● Task details:
Reproduce the records that follow in full, excluding any picture they contain.

## START Source data

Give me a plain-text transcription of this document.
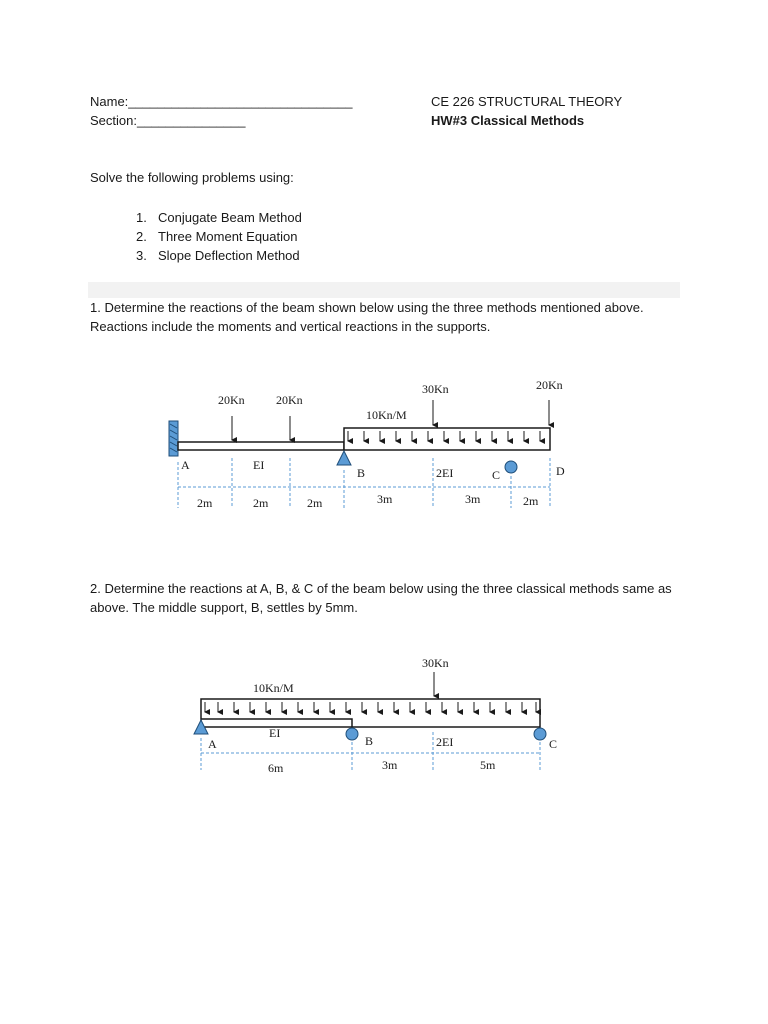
Name:_______________________________
Section:_______________
CE 226 STRUCTURAL THEORY
HW#3 Classical Methods
Solve the following problems using:
1. Conjugate Beam Method
2. Three Moment Equation
3. Slope Deflection Method
1. Determine the reactions of the beam shown below using the three methods mentioned above. Reactions include the moments and vertical reactions in the supports.
2. Determine the reactions at A, B, & C of the beam below using the three classical methods same as above. The middle support, B, settles by 5mm.
20Kn	20Kn
30Kn	20Kn
10Kn/M
A
B	C	D
EI
2EI
2m	2m	2m	3m	3m	2m
30Kn
10Kn/M
A	B	C
EI
2EI
6m	3m	5m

## END Source data

● Task answer:
Give me a plain-text transcription of this document.
Name:_______________________________
Section:_______________
CE 226 STRUCTURAL THEORY
HW#3 Classical Methods
Solve the following problems using:
1. Conjugate Beam Method
2. Three Moment Equation
3. Slope Deflection Method
1. Determine the reactions of the beam shown below using the three methods mentioned above. Reactions include the moments and vertical reactions in the supports.
2. Determine the reactions at A, B, & C of the beam below using the three classical methods same as above. The middle support, B, settles by 5mm.
20Kn	20Kn
30Kn	20Kn
10Kn/M
A
B	C	D
EI
2EI
2m	2m	2m	3m	3m	2m
30Kn
10Kn/M
A	B	C
EI
2EI
6m	3m	5m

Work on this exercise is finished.